[Dataset entries]
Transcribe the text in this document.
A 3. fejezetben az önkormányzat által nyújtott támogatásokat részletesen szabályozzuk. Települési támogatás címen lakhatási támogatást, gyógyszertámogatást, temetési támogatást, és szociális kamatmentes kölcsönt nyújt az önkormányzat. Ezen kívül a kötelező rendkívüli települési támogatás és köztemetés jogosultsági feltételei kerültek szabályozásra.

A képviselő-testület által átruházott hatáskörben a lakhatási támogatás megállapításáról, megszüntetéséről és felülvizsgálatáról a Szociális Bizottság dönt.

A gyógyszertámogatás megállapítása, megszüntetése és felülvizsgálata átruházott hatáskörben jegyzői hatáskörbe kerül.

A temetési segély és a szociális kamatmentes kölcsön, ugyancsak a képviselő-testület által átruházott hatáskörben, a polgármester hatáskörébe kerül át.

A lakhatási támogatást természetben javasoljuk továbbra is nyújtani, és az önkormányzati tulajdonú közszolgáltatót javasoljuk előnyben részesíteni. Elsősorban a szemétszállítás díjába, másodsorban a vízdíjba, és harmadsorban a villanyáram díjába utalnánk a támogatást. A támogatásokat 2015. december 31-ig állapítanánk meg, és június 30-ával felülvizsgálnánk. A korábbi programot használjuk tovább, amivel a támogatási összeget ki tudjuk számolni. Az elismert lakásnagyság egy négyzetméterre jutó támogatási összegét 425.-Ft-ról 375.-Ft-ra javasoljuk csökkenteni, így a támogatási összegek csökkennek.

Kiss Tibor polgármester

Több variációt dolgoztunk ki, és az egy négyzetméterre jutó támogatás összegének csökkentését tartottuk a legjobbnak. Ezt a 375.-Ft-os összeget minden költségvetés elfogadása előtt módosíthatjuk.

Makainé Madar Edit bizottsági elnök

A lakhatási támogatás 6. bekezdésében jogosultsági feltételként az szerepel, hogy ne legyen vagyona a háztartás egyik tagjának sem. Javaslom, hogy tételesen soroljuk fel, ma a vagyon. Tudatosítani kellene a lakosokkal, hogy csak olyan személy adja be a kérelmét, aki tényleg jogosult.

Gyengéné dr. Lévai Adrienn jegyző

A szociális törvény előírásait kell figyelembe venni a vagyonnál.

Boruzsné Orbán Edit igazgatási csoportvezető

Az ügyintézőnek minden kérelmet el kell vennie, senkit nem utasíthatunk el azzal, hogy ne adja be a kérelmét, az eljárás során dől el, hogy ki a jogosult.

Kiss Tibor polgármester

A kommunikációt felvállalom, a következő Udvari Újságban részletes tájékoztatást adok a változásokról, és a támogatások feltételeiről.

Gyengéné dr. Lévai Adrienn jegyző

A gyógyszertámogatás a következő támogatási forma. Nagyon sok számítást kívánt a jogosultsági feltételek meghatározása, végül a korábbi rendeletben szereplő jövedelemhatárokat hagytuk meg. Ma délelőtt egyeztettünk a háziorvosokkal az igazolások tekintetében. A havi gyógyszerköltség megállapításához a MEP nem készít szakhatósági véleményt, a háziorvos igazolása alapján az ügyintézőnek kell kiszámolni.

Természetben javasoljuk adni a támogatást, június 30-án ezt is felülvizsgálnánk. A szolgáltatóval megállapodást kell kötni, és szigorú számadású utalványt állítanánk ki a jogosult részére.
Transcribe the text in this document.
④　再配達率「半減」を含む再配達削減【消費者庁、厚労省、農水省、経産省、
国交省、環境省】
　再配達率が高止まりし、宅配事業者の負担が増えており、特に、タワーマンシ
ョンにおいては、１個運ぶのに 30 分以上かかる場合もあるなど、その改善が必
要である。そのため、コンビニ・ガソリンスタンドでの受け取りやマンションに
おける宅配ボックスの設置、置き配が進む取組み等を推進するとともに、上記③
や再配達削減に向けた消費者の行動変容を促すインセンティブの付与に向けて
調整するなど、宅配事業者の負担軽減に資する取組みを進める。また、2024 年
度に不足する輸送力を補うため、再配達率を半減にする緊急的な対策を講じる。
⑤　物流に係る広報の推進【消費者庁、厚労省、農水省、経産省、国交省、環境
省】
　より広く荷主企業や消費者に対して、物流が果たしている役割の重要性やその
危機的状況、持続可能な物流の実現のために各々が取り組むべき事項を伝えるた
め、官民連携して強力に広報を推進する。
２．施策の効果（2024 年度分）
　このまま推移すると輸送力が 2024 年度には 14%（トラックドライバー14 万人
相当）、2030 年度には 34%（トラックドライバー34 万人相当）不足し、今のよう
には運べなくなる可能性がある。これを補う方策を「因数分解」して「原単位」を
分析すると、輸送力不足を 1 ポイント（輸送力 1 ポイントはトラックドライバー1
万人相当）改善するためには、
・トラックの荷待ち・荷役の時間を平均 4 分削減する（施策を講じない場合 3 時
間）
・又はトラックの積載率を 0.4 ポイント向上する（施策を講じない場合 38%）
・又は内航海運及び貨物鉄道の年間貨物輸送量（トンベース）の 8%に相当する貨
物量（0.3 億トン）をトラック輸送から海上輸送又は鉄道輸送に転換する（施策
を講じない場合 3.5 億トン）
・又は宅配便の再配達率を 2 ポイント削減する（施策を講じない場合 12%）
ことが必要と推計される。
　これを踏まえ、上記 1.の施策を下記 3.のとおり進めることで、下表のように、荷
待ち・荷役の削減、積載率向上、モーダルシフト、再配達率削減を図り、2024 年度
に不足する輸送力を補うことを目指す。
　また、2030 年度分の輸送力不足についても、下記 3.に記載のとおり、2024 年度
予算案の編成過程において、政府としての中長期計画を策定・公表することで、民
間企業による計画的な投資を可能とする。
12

To do
Your task is to retype all the records above with nothing left out.

Result for this task
Transcribe the text in this document.
A 3. fejezetben az önkormányzat által nyújtott támogatásokat részletesen szabályozzuk. Települési támogatás címen lakhatási támogatást, gyógyszertámogatást, temetési támogatást, és szociális kamatmentes kölcsönt nyújt az önkormányzat. Ezen kívül a kötelező rendkívüli települési támogatás és köztemetés jogosultsági feltételei kerültek szabályozásra.

A képviselő-testület által átruházott hatáskörben a lakhatási támogatás megállapításáról, megszüntetéséről és felülvizsgálatáról a Szociális Bizottság dönt.

A gyógyszertámogatás megállapítása, megszüntetése és felülvizsgálata átruházott hatáskörben jegyzői hatáskörbe kerül.

A temetési segély és a szociális kamatmentes kölcsön, ugyancsak a képviselő-testület által átruházott hatáskörben, a polgármester hatáskörébe kerül át.

A lakhatási támogatást természetben javasoljuk továbbra is nyújtani, és az önkormányzati tulajdonú közszolgáltatót javasoljuk előnyben részesíteni. Elsősorban a szemétszállítás díjába, másodsorban a vízdíjba, és harmadsorban a villanyáram díjába utalnánk a támogatást. A támogatásokat 2015. december 31-ig állapítanánk meg, és június 30-ával felülvizsgálnánk. A korábbi programot használjuk tovább, amivel a támogatási összeget ki tudjuk számolni. Az elismert lakásnagyság egy négyzetméterre jutó támogatási összegét 425.-Ft-ról 375.-Ft-ra javasoljuk csökkenteni, így a támogatási összegek csökkennek.

Kiss Tibor polgármester

Több variációt dolgoztunk ki, és az egy négyzetméterre jutó támogatás összegének csökkentését tartottuk a legjobbnak. Ezt a 375.-Ft-os összeget minden költségvetés elfogadása előtt módosíthatjuk.

Makainé Madar Edit bizottsági elnök

A lakhatási támogatás 6. bekezdésében jogosultsági feltételként az szerepel, hogy ne legyen vagyona a háztartás egyik tagjának sem. Javaslom, hogy tételesen soroljuk fel, ma a vagyon. Tudatosítani kellene a lakosokkal, hogy csak olyan személy adja be a kérelmét, aki tényleg jogosult.

Gyengéné dr. Lévai Adrienn jegyző

A szociális törvény előírásait kell figyelembe venni a vagyonnál.

Boruzsné Orbán Edit igazgatási csoportvezető

Az ügyintézőnek minden kérelmet el kell vennie, senkit nem utasíthatunk el azzal, hogy ne adja be a kérelmét, az eljárás során dől el, hogy ki a jogosult.

Kiss Tibor polgármester

A kommunikációt felvállalom, a következő Udvari Újságban részletes tájékoztatást adok a változásokról, és a támogatások feltételeiről.

Gyengéné dr. Lévai Adrienn jegyző

A gyógyszertámogatás a következő támogatási forma. Nagyon sok számítást kívánt a jogosultsági feltételek meghatározása, végül a korábbi rendeletben szereplő jövedelemhatárokat hagytuk meg. Ma délelőtt egyeztettünk a háziorvosokkal az igazolások tekintetében. A havi gyógyszerköltség megállapításához a MEP nem készít szakhatósági véleményt, a háziorvos igazolása alapján az ügyintézőnek kell kiszámolni.

Természetben javasoljuk adni a támogatást, június 30-án ezt is felülvizsgálnánk. A szolgáltatóval megállapodást kell kötni, és szigorú számadású utalványt állítanánk ki a jogosult részére.
Transcribe the text in this document.
④　再配達率「半減」を含む再配達削減【消費者庁、厚労省、農水省、経産省、
国交省、環境省】
　再配達率が高止まりし、宅配事業者の負担が増えており、特に、タワーマンシ
ョンにおいては、１個運ぶのに 30 分以上かかる場合もあるなど、その改善が必
要である。そのため、コンビニ・ガソリンスタンドでの受け取りやマンションに
おける宅配ボックスの設置、置き配が進む取組み等を推進するとともに、上記③
や再配達削減に向けた消費者の行動変容を促すインセンティブの付与に向けて
調整するなど、宅配事業者の負担軽減に資する取組みを進める。また、2024 年
度に不足する輸送力を補うため、再配達率を半減にする緊急的な対策を講じる。
⑤　物流に係る広報の推進【消費者庁、厚労省、農水省、経産省、国交省、環境
省】
　より広く荷主企業や消費者に対して、物流が果たしている役割の重要性やその
危機的状況、持続可能な物流の実現のために各々が取り組むべき事項を伝えるた
め、官民連携して強力に広報を推進する。
２．施策の効果（2024 年度分）
　このまま推移すると輸送力が 2024 年度には 14%（トラックドライバー14 万人
相当）、2030 年度には 34%（トラックドライバー34 万人相当）不足し、今のよう
には運べなくなる可能性がある。これを補う方策を「因数分解」して「原単位」を
分析すると、輸送力不足を 1 ポイント（輸送力 1 ポイントはトラックドライバー1
万人相当）改善するためには、
・トラックの荷待ち・荷役の時間を平均 4 分削減する（施策を講じない場合 3 時
間）
・又はトラックの積載率を 0.4 ポイント向上する（施策を講じない場合 38%）
・又は内航海運及び貨物鉄道の年間貨物輸送量（トンベース）の 8%に相当する貨
物量（0.3 億トン）をトラック輸送から海上輸送又は鉄道輸送に転換する（施策
を講じない場合 3.5 億トン）
・又は宅配便の再配達率を 2 ポイント削減する（施策を講じない場合 12%）
ことが必要と推計される。
　これを踏まえ、上記 1.の施策を下記 3.のとおり進めることで、下表のように、荷
待ち・荷役の削減、積載率向上、モーダルシフト、再配達率削減を図り、2024 年度
に不足する輸送力を補うことを目指す。
　また、2030 年度分の輸送力不足についても、下記 3.に記載のとおり、2024 年度
予算案の編成過程において、政府としての中長期計画を策定・公表することで、民
間企業による計画的な投資を可能とする。
12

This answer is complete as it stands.